### Brief
For this exercise, copy out each line of the material below that includes "Boyana".

### Excerpted records
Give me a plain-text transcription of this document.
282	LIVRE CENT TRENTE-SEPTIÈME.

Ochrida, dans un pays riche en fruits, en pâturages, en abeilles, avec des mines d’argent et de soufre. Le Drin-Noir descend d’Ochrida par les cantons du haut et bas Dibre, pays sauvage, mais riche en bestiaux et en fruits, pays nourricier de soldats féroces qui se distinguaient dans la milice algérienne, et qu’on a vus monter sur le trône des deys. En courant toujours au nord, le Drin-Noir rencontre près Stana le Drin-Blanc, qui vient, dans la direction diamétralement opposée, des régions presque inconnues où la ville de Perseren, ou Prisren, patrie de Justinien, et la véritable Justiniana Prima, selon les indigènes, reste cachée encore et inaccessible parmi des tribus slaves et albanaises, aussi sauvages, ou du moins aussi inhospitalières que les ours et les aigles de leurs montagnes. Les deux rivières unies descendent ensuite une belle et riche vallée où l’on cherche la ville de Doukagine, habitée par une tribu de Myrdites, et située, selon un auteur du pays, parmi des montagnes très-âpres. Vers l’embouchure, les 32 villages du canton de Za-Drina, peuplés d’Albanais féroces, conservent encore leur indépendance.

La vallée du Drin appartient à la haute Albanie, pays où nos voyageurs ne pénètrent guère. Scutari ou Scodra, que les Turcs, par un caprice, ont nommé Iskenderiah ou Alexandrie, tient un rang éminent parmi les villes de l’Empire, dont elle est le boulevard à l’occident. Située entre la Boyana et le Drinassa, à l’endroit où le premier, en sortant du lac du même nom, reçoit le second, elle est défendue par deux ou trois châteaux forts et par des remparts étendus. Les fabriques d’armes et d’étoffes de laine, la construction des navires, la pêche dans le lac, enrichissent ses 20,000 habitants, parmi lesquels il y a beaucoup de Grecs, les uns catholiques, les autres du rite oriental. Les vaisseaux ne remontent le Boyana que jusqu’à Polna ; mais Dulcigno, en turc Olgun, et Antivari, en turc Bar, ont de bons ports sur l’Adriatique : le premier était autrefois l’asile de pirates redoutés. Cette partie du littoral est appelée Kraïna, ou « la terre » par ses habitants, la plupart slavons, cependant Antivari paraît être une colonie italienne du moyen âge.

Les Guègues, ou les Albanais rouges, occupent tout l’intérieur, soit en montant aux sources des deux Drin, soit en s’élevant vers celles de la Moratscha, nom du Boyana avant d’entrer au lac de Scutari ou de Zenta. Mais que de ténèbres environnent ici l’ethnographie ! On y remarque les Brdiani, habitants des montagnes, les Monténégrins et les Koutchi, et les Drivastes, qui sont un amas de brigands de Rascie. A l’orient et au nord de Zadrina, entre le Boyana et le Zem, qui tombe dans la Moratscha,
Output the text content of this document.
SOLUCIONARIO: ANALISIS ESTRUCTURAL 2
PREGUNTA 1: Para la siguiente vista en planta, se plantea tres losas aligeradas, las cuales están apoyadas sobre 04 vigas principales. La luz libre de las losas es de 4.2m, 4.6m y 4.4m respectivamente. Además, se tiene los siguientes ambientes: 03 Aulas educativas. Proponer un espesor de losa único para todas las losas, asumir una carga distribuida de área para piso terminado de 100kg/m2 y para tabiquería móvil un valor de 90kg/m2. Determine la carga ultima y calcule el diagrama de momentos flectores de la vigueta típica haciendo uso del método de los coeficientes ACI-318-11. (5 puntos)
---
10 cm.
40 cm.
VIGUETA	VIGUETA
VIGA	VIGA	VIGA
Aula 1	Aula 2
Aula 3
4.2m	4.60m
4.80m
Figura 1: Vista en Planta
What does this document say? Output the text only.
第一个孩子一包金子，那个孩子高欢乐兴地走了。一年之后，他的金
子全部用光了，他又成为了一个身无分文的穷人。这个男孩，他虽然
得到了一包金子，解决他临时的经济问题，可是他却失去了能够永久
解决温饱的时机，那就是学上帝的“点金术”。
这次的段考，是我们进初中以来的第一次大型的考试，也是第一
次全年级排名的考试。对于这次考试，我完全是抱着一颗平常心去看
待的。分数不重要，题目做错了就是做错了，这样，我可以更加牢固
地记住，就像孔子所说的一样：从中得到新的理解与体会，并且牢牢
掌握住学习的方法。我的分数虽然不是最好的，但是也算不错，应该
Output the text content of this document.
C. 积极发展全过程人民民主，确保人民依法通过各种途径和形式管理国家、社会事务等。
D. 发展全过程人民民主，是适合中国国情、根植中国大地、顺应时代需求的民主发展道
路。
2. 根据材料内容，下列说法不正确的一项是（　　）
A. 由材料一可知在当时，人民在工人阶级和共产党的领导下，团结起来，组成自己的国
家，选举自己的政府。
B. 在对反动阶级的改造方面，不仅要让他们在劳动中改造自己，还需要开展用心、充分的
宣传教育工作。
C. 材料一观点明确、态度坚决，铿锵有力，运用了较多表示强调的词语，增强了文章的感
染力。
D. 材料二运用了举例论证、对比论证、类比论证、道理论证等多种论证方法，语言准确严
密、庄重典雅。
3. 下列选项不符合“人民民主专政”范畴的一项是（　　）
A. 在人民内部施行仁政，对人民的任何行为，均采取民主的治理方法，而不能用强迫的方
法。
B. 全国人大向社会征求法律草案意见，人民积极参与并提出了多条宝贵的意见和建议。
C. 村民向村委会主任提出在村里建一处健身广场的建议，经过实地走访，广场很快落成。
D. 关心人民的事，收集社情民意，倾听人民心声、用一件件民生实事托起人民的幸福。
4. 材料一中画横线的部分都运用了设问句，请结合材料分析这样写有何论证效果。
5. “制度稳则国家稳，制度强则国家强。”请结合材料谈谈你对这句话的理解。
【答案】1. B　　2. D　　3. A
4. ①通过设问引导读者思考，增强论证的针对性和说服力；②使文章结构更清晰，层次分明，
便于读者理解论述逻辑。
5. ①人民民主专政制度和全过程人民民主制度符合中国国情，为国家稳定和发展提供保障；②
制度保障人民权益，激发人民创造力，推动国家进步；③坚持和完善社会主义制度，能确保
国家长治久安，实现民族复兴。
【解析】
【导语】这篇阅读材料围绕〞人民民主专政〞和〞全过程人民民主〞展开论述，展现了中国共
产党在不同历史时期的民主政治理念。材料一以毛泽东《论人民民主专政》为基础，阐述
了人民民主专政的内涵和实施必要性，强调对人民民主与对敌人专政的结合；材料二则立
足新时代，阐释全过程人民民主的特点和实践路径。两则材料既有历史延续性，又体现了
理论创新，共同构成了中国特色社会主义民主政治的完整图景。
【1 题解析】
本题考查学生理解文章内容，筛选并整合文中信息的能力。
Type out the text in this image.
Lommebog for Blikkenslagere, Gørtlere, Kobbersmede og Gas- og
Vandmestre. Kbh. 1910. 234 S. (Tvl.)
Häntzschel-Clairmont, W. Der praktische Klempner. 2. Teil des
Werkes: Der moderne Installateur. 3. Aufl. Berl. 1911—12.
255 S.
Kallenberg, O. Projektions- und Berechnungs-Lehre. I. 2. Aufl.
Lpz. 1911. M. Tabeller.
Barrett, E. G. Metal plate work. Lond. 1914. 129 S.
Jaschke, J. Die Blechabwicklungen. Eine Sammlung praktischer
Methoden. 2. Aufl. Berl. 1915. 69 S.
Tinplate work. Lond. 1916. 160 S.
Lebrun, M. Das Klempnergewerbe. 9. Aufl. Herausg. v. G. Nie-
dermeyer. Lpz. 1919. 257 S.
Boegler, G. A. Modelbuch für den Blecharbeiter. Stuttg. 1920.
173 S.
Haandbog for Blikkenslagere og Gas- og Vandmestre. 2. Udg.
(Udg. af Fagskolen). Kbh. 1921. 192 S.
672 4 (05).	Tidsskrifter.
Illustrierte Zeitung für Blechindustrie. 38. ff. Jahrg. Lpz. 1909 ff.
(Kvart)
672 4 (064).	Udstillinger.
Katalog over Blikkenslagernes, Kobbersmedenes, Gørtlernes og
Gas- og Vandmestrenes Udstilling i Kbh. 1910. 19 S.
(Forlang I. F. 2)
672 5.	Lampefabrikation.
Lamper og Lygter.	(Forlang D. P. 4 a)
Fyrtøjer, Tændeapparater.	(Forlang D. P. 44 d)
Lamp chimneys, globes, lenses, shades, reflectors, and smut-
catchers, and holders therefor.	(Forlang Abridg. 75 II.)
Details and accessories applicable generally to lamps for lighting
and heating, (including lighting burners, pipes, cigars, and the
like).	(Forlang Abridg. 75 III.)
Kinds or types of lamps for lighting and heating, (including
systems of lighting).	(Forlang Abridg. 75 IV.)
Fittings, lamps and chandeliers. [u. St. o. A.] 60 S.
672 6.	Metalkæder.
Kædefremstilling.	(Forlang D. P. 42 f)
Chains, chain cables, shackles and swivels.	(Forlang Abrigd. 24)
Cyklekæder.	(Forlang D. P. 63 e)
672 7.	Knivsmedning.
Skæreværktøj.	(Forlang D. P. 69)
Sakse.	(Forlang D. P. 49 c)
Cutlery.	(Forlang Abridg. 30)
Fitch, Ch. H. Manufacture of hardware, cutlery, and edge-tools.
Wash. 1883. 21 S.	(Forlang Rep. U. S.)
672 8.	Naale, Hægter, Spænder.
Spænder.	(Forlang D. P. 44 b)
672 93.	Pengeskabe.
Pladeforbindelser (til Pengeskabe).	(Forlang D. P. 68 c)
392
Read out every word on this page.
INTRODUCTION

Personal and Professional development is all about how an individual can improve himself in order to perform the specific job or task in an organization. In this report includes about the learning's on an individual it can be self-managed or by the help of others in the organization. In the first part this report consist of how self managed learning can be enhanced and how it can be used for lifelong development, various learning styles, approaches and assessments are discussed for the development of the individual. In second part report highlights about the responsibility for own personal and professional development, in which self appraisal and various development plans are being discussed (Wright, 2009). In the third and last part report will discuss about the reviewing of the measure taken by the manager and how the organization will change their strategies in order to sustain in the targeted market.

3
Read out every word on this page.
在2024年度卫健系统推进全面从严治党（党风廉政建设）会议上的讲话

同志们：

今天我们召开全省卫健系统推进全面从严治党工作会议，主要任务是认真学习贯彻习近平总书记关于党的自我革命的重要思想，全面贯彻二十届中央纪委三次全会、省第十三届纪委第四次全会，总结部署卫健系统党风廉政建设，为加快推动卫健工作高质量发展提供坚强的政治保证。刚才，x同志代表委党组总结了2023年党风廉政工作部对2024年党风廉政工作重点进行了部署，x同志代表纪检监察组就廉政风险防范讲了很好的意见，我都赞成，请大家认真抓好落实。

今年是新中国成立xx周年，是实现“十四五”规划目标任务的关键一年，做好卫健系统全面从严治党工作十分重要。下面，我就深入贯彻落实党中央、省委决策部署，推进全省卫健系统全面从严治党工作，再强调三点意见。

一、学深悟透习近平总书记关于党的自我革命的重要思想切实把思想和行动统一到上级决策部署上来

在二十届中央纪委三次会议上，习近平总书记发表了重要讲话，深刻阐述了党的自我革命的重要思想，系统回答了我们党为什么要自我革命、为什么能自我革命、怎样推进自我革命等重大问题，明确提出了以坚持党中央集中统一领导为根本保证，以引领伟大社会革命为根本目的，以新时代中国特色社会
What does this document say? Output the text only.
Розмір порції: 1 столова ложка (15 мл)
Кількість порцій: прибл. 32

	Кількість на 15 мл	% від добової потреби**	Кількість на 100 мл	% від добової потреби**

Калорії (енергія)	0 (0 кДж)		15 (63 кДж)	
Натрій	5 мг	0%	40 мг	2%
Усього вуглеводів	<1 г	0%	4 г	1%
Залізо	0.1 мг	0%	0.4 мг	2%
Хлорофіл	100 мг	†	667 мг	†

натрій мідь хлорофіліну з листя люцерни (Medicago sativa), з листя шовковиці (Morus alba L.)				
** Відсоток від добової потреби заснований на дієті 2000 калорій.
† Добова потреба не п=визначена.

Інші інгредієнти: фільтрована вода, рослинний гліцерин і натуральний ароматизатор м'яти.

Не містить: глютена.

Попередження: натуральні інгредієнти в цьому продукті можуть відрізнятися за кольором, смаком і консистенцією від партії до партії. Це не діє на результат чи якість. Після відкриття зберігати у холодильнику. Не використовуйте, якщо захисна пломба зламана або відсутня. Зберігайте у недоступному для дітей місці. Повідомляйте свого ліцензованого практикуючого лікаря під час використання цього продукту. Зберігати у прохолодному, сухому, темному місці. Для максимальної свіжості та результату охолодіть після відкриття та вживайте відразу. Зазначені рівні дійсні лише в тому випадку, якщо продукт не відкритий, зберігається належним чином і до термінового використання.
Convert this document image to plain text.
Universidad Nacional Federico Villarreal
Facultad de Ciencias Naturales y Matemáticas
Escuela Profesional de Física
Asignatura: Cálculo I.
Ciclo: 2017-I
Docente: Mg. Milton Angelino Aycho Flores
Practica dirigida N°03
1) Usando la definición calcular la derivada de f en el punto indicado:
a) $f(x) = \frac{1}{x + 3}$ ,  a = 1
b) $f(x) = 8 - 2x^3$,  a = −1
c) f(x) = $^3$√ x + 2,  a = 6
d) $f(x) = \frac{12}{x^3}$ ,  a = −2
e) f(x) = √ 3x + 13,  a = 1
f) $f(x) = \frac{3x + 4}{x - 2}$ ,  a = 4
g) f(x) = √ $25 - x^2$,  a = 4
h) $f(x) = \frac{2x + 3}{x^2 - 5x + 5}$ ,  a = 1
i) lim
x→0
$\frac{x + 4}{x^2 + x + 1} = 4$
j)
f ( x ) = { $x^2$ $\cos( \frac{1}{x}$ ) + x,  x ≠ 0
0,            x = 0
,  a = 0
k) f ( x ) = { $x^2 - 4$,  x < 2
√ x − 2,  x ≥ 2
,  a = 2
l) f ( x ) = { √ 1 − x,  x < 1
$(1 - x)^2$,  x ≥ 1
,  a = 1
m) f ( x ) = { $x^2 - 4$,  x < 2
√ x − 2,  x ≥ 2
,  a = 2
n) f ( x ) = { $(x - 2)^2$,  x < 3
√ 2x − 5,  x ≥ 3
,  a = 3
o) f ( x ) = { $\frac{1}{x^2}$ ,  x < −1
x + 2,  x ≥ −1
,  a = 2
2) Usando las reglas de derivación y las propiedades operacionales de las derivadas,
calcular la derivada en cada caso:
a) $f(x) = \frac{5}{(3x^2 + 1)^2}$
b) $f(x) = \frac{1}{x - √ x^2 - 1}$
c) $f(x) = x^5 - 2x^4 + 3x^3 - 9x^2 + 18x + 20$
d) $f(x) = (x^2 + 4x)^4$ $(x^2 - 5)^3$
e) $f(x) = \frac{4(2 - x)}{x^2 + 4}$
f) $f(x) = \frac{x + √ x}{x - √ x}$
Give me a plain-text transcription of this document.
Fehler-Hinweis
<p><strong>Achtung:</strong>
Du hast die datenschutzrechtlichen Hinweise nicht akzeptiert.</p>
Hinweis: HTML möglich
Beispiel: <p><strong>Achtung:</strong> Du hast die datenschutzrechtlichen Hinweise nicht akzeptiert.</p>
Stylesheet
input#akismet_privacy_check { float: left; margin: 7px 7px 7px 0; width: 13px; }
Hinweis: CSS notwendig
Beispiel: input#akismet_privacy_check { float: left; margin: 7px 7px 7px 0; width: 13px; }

### Answer
La vallée du Drin appartient à la haute Albanie, pays où nos voyageurs ne pénètrent guère. Scutari ou Scodra, que les Turcs, par un caprice, ont nommé Iskenderiah ou Alexandrie, tient un rang éminent parmi les villes de l’Empire, dont elle est le boulevard à l’occident. Située entre la Boyana et le Drinassa, à l’endroit où le premier, en sortant du lac du même nom, reçoit le second, elle est défendue par deux ou trois châteaux forts et par des remparts étendus. Les fabriques d’armes et d’étoffes de laine, la construction des navires, la pêche dans le lac, enrichissent ses 20,000 habitants, parmi lesquels il y a beaucoup de Grecs, les uns catholiques, les autres du rite oriental. Les vaisseaux ne remontent le Boyana que jusqu’à Polna ; mais Dulcigno, en turc Olgun, et Antivari, en turc Bar, ont de bons ports sur l’Adriatique : le premier était autrefois l’asile de pirates redoutés. Cette partie du littoral est appelée Kraïna, ou « la terre » par ses habitants, la plupart slavons, cependant Antivari paraît être une colonie italienne du moyen âge.
Les Guègues, ou les Albanais rouges, occupent tout l’intérieur, soit en montant aux sources des deux Drin, soit en s’élevant vers celles de la Moratscha, nom du Boyana avant d’entrer au lac de Scutari ou de Zenta. Mais que de ténèbres environnent ici l’ethnographie ! On y remarque les Brdiani, habitants des montagnes, les Monténégrins et les Koutchi, et les Drivastes, qui sont un amas de brigands de Rascie. A l’orient et au nord de Zadrina, entre le Boyana et le Zem, qui tombe dans la Moratscha,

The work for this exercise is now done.